Every entry here needs to be repeated exactly.

__Data rows__
────
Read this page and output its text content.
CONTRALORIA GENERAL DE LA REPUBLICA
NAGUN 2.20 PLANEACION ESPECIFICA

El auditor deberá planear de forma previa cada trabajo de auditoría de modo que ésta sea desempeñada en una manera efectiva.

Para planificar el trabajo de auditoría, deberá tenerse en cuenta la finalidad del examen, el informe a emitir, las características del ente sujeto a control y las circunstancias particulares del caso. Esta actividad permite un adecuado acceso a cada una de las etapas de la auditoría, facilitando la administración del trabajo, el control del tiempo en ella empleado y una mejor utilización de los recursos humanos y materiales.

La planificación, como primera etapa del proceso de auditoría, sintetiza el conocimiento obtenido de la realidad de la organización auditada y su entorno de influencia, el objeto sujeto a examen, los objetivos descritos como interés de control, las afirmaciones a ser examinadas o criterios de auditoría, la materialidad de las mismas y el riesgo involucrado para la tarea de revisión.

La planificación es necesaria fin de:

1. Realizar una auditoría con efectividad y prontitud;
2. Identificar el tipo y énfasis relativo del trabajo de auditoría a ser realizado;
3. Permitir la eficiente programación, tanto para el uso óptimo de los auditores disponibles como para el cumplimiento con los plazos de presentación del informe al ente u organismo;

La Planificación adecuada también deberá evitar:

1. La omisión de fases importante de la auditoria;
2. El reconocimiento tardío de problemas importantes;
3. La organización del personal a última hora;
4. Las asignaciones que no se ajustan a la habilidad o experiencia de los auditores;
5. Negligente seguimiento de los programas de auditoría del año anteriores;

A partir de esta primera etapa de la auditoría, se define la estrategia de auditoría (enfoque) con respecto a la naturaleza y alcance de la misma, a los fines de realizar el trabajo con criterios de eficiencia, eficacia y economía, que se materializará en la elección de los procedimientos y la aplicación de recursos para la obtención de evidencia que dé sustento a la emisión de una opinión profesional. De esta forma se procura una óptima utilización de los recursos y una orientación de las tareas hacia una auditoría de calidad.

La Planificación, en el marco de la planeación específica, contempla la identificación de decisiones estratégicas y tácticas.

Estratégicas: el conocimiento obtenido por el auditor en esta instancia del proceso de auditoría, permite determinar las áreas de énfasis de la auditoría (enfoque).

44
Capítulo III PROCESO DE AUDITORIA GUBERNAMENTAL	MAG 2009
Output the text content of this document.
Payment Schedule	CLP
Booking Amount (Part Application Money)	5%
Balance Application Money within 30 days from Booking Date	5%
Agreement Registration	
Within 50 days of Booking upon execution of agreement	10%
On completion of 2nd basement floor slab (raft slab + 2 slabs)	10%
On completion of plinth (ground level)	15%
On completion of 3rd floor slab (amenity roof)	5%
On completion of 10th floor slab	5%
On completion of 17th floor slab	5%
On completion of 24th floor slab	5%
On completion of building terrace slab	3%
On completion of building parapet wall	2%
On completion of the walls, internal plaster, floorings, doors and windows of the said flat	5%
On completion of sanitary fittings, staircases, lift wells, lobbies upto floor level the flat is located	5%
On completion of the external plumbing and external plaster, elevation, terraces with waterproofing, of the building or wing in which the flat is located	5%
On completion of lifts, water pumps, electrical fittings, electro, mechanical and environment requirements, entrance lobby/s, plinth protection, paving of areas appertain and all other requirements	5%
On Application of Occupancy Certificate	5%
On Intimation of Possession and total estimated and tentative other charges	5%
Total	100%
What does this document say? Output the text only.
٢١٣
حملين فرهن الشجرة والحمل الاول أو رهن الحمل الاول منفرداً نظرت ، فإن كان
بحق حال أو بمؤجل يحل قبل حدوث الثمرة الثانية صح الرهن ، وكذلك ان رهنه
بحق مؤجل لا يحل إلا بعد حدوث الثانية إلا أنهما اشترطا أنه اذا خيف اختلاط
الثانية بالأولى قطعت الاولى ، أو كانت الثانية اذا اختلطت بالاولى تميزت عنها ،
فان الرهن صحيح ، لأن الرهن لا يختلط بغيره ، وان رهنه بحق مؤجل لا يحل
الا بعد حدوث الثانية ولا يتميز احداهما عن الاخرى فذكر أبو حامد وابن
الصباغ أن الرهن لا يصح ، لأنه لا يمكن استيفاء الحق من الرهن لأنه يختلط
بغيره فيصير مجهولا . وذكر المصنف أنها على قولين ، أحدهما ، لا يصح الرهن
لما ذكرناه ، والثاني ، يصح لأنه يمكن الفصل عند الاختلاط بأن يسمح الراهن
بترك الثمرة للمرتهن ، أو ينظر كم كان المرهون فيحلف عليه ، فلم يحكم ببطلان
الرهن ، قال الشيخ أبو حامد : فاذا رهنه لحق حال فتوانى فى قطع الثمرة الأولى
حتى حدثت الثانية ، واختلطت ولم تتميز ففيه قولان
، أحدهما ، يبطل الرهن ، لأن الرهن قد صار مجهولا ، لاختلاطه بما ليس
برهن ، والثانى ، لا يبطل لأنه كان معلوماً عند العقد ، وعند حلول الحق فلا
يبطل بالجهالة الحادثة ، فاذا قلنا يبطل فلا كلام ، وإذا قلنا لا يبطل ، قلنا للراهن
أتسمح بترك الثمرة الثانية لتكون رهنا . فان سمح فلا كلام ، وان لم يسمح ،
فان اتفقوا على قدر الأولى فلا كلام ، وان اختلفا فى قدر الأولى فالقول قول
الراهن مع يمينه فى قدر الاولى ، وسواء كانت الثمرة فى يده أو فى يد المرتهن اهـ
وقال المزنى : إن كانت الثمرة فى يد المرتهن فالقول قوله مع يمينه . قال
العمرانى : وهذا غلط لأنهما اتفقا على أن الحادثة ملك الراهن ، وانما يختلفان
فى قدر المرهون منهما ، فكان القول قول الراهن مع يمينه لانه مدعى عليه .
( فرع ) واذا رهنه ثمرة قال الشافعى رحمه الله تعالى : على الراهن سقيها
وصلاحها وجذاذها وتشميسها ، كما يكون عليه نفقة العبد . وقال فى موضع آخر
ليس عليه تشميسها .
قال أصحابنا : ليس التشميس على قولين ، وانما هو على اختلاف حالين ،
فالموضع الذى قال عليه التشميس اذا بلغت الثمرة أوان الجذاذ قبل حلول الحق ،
────
__Response to this exercise__
Read this page and output its text content.
CONTRALORIA GENERAL DE LA REPUBLICA
NAGUN 2.20 PLANEACION ESPECIFICA

El auditor deberá planear de forma previa cada trabajo de auditoría de modo que ésta sea desempeñada en una manera efectiva.

Para planificar el trabajo de auditoría, deberá tenerse en cuenta la finalidad del examen, el informe a emitir, las características del ente sujeto a control y las circunstancias particulares del caso. Esta actividad permite un adecuado acceso a cada una de las etapas de la auditoría, facilitando la administración del trabajo, el control del tiempo en ella empleado y una mejor utilización de los recursos humanos y materiales.

La planificación, como primera etapa del proceso de auditoría, sintetiza el conocimiento obtenido de la realidad de la organización auditada y su entorno de influencia, el objeto sujeto a examen, los objetivos descritos como interés de control, las afirmaciones a ser examinadas o criterios de auditoría, la materialidad de las mismas y el riesgo involucrado para la tarea de revisión.

La planificación es necesaria fin de:

1. Realizar una auditoría con efectividad y prontitud;
2. Identificar el tipo y énfasis relativo del trabajo de auditoría a ser realizado;
3. Permitir la eficiente programación, tanto para el uso óptimo de los auditores disponibles como para el cumplimiento con los plazos de presentación del informe al ente u organismo;

La Planificación adecuada también deberá evitar:

1. La omisión de fases importante de la auditoria;
2. El reconocimiento tardío de problemas importantes;
3. La organización del personal a última hora;
4. Las asignaciones que no se ajustan a la habilidad o experiencia de los auditores;
5. Negligente seguimiento de los programas de auditoría del año anteriores;

A partir de esta primera etapa de la auditoría, se define la estrategia de auditoría (enfoque) con respecto a la naturaleza y alcance de la misma, a los fines de realizar el trabajo con criterios de eficiencia, eficacia y economía, que se materializará en la elección de los procedimientos y la aplicación de recursos para la obtención de evidencia que dé sustento a la emisión de una opinión profesional. De esta forma se procura una óptima utilización de los recursos y una orientación de las tareas hacia una auditoría de calidad.

La Planificación, en el marco de la planeación específica, contempla la identificación de decisiones estratégicas y tácticas.

Estratégicas: el conocimiento obtenido por el auditor en esta instancia del proceso de auditoría, permite determinar las áreas de énfasis de la auditoría (enfoque).

44
Capítulo III PROCESO DE AUDITORIA GUBERNAMENTAL	MAG 2009
Output the text content of this document.
Payment Schedule	CLP
Booking Amount (Part Application Money)	5%
Balance Application Money within 30 days from Booking Date	5%
Agreement Registration	
Within 50 days of Booking upon execution of agreement	10%
On completion of 2nd basement floor slab (raft slab + 2 slabs)	10%
On completion of plinth (ground level)	15%
On completion of 3rd floor slab (amenity roof)	5%
On completion of 10th floor slab	5%
On completion of 17th floor slab	5%
On completion of 24th floor slab	5%
On completion of building terrace slab	3%
On completion of building parapet wall	2%
On completion of the walls, internal plaster, floorings, doors and windows of the said flat	5%
On completion of sanitary fittings, staircases, lift wells, lobbies upto floor level the flat is located	5%
On completion of the external plumbing and external plaster, elevation, terraces with waterproofing, of the building or wing in which the flat is located	5%
On completion of lifts, water pumps, electrical fittings, electro, mechanical and environment requirements, entrance lobby/s, plinth protection, paving of areas appertain and all other requirements	5%
On Application of Occupancy Certificate	5%
On Intimation of Possession and total estimated and tentative other charges	5%
Total	100%
What does this document say? Output the text only.
٢١٣
حملين فرهن الشجرة والحمل الاول أو رهن الحمل الاول منفرداً نظرت ، فإن كان
بحق حال أو بمؤجل يحل قبل حدوث الثمرة الثانية صح الرهن ، وكذلك ان رهنه
بحق مؤجل لا يحل إلا بعد حدوث الثانية إلا أنهما اشترطا أنه اذا خيف اختلاط
الثانية بالأولى قطعت الاولى ، أو كانت الثانية اذا اختلطت بالاولى تميزت عنها ،
فان الرهن صحيح ، لأن الرهن لا يختلط بغيره ، وان رهنه بحق مؤجل لا يحل
الا بعد حدوث الثانية ولا يتميز احداهما عن الاخرى فذكر أبو حامد وابن
الصباغ أن الرهن لا يصح ، لأنه لا يمكن استيفاء الحق من الرهن لأنه يختلط
بغيره فيصير مجهولا . وذكر المصنف أنها على قولين ، أحدهما ، لا يصح الرهن
لما ذكرناه ، والثاني ، يصح لأنه يمكن الفصل عند الاختلاط بأن يسمح الراهن
بترك الثمرة للمرتهن ، أو ينظر كم كان المرهون فيحلف عليه ، فلم يحكم ببطلان
الرهن ، قال الشيخ أبو حامد : فاذا رهنه لحق حال فتوانى فى قطع الثمرة الأولى
حتى حدثت الثانية ، واختلطت ولم تتميز ففيه قولان
، أحدهما ، يبطل الرهن ، لأن الرهن قد صار مجهولا ، لاختلاطه بما ليس
برهن ، والثانى ، لا يبطل لأنه كان معلوماً عند العقد ، وعند حلول الحق فلا
يبطل بالجهالة الحادثة ، فاذا قلنا يبطل فلا كلام ، وإذا قلنا لا يبطل ، قلنا للراهن
أتسمح بترك الثمرة الثانية لتكون رهنا . فان سمح فلا كلام ، وان لم يسمح ،
فان اتفقوا على قدر الأولى فلا كلام ، وان اختلفا فى قدر الأولى فالقول قول
الراهن مع يمينه فى قدر الاولى ، وسواء كانت الثمرة فى يده أو فى يد المرتهن اهـ
وقال المزنى : إن كانت الثمرة فى يد المرتهن فالقول قوله مع يمينه . قال
العمرانى : وهذا غلط لأنهما اتفقا على أن الحادثة ملك الراهن ، وانما يختلفان
فى قدر المرهون منهما ، فكان القول قول الراهن مع يمينه لانه مدعى عليه .
( فرع ) واذا رهنه ثمرة قال الشافعى رحمه الله تعالى : على الراهن سقيها
وصلاحها وجذاذها وتشميسها ، كما يكون عليه نفقة العبد . وقال فى موضع آخر
ليس عليه تشميسها .
قال أصحابنا : ليس التشميس على قولين ، وانما هو على اختلاف حالين ،
فالموضع الذى قال عليه التشميس اذا بلغت الثمرة أوان الجذاذ قبل حلول الحق ،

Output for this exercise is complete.